__PROVIDED RECORDS__.
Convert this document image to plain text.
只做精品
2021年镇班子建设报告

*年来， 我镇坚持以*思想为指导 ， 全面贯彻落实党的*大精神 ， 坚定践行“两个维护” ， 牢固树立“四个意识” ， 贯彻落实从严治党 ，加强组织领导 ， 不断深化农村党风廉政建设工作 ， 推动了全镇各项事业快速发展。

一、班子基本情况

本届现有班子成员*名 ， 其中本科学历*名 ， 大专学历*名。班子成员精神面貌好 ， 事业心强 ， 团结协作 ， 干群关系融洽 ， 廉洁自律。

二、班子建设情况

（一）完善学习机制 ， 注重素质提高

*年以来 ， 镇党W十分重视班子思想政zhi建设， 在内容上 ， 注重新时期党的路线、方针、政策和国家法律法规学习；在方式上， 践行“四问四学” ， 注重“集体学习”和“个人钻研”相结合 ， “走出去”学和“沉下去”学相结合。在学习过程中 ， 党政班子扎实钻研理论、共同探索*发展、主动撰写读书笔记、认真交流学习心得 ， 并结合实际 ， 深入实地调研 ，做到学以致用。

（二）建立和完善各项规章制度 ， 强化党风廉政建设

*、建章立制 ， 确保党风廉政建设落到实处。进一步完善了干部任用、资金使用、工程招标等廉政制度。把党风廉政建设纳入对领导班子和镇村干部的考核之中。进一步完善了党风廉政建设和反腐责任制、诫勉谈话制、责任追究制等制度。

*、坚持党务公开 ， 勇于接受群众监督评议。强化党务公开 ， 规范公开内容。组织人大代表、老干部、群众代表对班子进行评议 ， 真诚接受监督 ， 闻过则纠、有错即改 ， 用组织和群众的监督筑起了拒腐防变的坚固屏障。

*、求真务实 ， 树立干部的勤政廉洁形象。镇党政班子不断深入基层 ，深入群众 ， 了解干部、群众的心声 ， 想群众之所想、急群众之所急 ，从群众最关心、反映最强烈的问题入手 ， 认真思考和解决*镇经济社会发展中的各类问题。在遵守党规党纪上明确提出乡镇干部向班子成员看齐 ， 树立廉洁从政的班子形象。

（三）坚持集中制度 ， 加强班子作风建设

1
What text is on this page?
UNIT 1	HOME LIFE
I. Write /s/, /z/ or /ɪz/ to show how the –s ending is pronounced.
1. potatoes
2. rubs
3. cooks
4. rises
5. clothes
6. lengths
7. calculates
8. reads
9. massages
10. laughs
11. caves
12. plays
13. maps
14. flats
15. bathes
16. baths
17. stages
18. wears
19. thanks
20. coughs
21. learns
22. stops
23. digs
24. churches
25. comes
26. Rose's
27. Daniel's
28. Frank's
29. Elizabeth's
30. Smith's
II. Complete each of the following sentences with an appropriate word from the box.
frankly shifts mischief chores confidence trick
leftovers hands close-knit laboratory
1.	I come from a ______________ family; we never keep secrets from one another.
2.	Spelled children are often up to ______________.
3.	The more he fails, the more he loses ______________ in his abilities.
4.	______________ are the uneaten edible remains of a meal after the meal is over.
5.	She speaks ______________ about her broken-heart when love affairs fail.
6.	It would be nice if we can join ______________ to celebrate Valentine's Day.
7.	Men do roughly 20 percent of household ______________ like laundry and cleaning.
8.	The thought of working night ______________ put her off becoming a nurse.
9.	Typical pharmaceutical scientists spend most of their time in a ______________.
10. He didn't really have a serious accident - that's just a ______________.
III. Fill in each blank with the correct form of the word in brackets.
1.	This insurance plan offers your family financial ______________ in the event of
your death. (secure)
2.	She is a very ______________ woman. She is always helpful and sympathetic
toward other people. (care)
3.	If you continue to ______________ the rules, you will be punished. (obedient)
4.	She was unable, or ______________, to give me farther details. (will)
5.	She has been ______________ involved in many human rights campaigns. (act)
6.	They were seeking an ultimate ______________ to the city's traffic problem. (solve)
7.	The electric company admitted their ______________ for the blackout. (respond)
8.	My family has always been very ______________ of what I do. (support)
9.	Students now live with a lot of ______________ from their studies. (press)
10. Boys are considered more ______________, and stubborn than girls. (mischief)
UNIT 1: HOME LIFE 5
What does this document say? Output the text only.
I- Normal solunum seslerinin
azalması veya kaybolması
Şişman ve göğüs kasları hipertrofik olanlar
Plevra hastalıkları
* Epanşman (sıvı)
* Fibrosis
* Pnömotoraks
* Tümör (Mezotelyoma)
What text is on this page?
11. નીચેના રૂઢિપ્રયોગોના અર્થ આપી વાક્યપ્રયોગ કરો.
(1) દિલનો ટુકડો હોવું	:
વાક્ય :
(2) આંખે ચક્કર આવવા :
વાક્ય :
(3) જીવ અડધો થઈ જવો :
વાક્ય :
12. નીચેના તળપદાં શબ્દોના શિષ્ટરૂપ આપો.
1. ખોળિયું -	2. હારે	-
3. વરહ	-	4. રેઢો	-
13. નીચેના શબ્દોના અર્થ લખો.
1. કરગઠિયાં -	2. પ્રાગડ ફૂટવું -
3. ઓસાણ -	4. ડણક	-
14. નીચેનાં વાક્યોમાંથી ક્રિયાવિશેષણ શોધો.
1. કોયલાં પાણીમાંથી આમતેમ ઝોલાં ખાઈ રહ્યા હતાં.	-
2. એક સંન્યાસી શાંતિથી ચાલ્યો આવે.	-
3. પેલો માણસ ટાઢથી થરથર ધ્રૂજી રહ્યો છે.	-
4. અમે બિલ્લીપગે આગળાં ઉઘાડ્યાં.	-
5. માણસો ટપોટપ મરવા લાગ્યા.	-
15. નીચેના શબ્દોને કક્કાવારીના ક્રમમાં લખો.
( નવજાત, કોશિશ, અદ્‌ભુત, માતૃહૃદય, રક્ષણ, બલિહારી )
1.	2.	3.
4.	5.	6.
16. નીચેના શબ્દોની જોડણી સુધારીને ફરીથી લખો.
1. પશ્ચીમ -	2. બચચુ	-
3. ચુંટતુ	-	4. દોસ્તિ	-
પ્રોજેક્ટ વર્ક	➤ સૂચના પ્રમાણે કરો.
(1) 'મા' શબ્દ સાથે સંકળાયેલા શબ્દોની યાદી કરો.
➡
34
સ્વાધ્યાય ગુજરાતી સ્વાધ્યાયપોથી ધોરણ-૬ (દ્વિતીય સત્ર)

__AIM OF THE TASK__. Reproduce every line of the data verbatim.

__FINAL ANSWER__.
Convert this document image to plain text.
只做精品
2021年镇班子建设报告

*年来， 我镇坚持以*思想为指导 ， 全面贯彻落实党的*大精神 ， 坚定践行“两个维护” ， 牢固树立“四个意识” ， 贯彻落实从严治党 ，加强组织领导 ， 不断深化农村党风廉政建设工作 ， 推动了全镇各项事业快速发展。

一、班子基本情况

本届现有班子成员*名 ， 其中本科学历*名 ， 大专学历*名。班子成员精神面貌好 ， 事业心强 ， 团结协作 ， 干群关系融洽 ， 廉洁自律。

二、班子建设情况

（一）完善学习机制 ， 注重素质提高

*年以来 ， 镇党W十分重视班子思想政zhi建设， 在内容上 ， 注重新时期党的路线、方针、政策和国家法律法规学习；在方式上， 践行“四问四学” ， 注重“集体学习”和“个人钻研”相结合 ， “走出去”学和“沉下去”学相结合。在学习过程中 ， 党政班子扎实钻研理论、共同探索*发展、主动撰写读书笔记、认真交流学习心得 ， 并结合实际 ， 深入实地调研 ，做到学以致用。

（二）建立和完善各项规章制度 ， 强化党风廉政建设

*、建章立制 ， 确保党风廉政建设落到实处。进一步完善了干部任用、资金使用、工程招标等廉政制度。把党风廉政建设纳入对领导班子和镇村干部的考核之中。进一步完善了党风廉政建设和反腐责任制、诫勉谈话制、责任追究制等制度。

*、坚持党务公开 ， 勇于接受群众监督评议。强化党务公开 ， 规范公开内容。组织人大代表、老干部、群众代表对班子进行评议 ， 真诚接受监督 ， 闻过则纠、有错即改 ， 用组织和群众的监督筑起了拒腐防变的坚固屏障。

*、求真务实 ， 树立干部的勤政廉洁形象。镇党政班子不断深入基层 ，深入群众 ， 了解干部、群众的心声 ， 想群众之所想、急群众之所急 ，从群众最关心、反映最强烈的问题入手 ， 认真思考和解决*镇经济社会发展中的各类问题。在遵守党规党纪上明确提出乡镇干部向班子成员看齐 ， 树立廉洁从政的班子形象。

（三）坚持集中制度 ， 加强班子作风建设

1
What text is on this page?
UNIT 1	HOME LIFE
I. Write /s/, /z/ or /ɪz/ to show how the –s ending is pronounced.
1. potatoes
2. rubs
3. cooks
4. rises
5. clothes
6. lengths
7. calculates
8. reads
9. massages
10. laughs
11. caves
12. plays
13. maps
14. flats
15. bathes
16. baths
17. stages
18. wears
19. thanks
20. coughs
21. learns
22. stops
23. digs
24. churches
25. comes
26. Rose's
27. Daniel's
28. Frank's
29. Elizabeth's
30. Smith's
II. Complete each of the following sentences with an appropriate word from the box.
frankly shifts mischief chores confidence trick
leftovers hands close-knit laboratory
1.	I come from a ______________ family; we never keep secrets from one another.
2.	Spelled children are often up to ______________.
3.	The more he fails, the more he loses ______________ in his abilities.
4.	______________ are the uneaten edible remains of a meal after the meal is over.
5.	She speaks ______________ about her broken-heart when love affairs fail.
6.	It would be nice if we can join ______________ to celebrate Valentine's Day.
7.	Men do roughly 20 percent of household ______________ like laundry and cleaning.
8.	The thought of working night ______________ put her off becoming a nurse.
9.	Typical pharmaceutical scientists spend most of their time in a ______________.
10. He didn't really have a serious accident - that's just a ______________.
III. Fill in each blank with the correct form of the word in brackets.
1.	This insurance plan offers your family financial ______________ in the event of
your death. (secure)
2.	She is a very ______________ woman. She is always helpful and sympathetic
toward other people. (care)
3.	If you continue to ______________ the rules, you will be punished. (obedient)
4.	She was unable, or ______________, to give me farther details. (will)
5.	She has been ______________ involved in many human rights campaigns. (act)
6.	They were seeking an ultimate ______________ to the city's traffic problem. (solve)
7.	The electric company admitted their ______________ for the blackout. (respond)
8.	My family has always been very ______________ of what I do. (support)
9.	Students now live with a lot of ______________ from their studies. (press)
10. Boys are considered more ______________, and stubborn than girls. (mischief)
UNIT 1: HOME LIFE 5
What does this document say? Output the text only.
I- Normal solunum seslerinin
azalması veya kaybolması
Şişman ve göğüs kasları hipertrofik olanlar
Plevra hastalıkları
* Epanşman (sıvı)
* Fibrosis
* Pnömotoraks
* Tümör (Mezotelyoma)
What text is on this page?
11. નીચેના રૂઢિપ્રયોગોના અર્થ આપી વાક્યપ્રયોગ કરો.
(1) દિલનો ટુકડો હોવું	:
વાક્ય :
(2) આંખે ચક્કર આવવા :
વાક્ય :
(3) જીવ અડધો થઈ જવો :
વાક્ય :
12. નીચેના તળપદાં શબ્દોના શિષ્ટરૂપ આપો.
1. ખોળિયું -	2. હારે	-
3. વરહ	-	4. રેઢો	-
13. નીચેના શબ્દોના અર્થ લખો.
1. કરગઠિયાં -	2. પ્રાગડ ફૂટવું -
3. ઓસાણ -	4. ડણક	-
14. નીચેનાં વાક્યોમાંથી ક્રિયાવિશેષણ શોધો.
1. કોયલાં પાણીમાંથી આમતેમ ઝોલાં ખાઈ રહ્યા હતાં.	-
2. એક સંન્યાસી શાંતિથી ચાલ્યો આવે.	-
3. પેલો માણસ ટાઢથી થરથર ધ્રૂજી રહ્યો છે.	-
4. અમે બિલ્લીપગે આગળાં ઉઘાડ્યાં.	-
5. માણસો ટપોટપ મરવા લાગ્યા.	-
15. નીચેના શબ્દોને કક્કાવારીના ક્રમમાં લખો.
( નવજાત, કોશિશ, અદ્‌ભુત, માતૃહૃદય, રક્ષણ, બલિહારી )
1.	2.	3.
4.	5.	6.
16. નીચેના શબ્દોની જોડણી સુધારીને ફરીથી લખો.
1. પશ્ચીમ -	2. બચચુ	-
3. ચુંટતુ	-	4. દોસ્તિ	-
પ્રોજેક્ટ વર્ક	➤ સૂચના પ્રમાણે કરો.
(1) 'મા' શબ્દ સાથે સંકળાયેલા શબ્દોની યાદી કરો.
➡
34
સ્વાધ્યાય ગુજરાતી સ્વાધ્યાયપોથી ધોરણ-૬ (દ્વિતીય સત્ર)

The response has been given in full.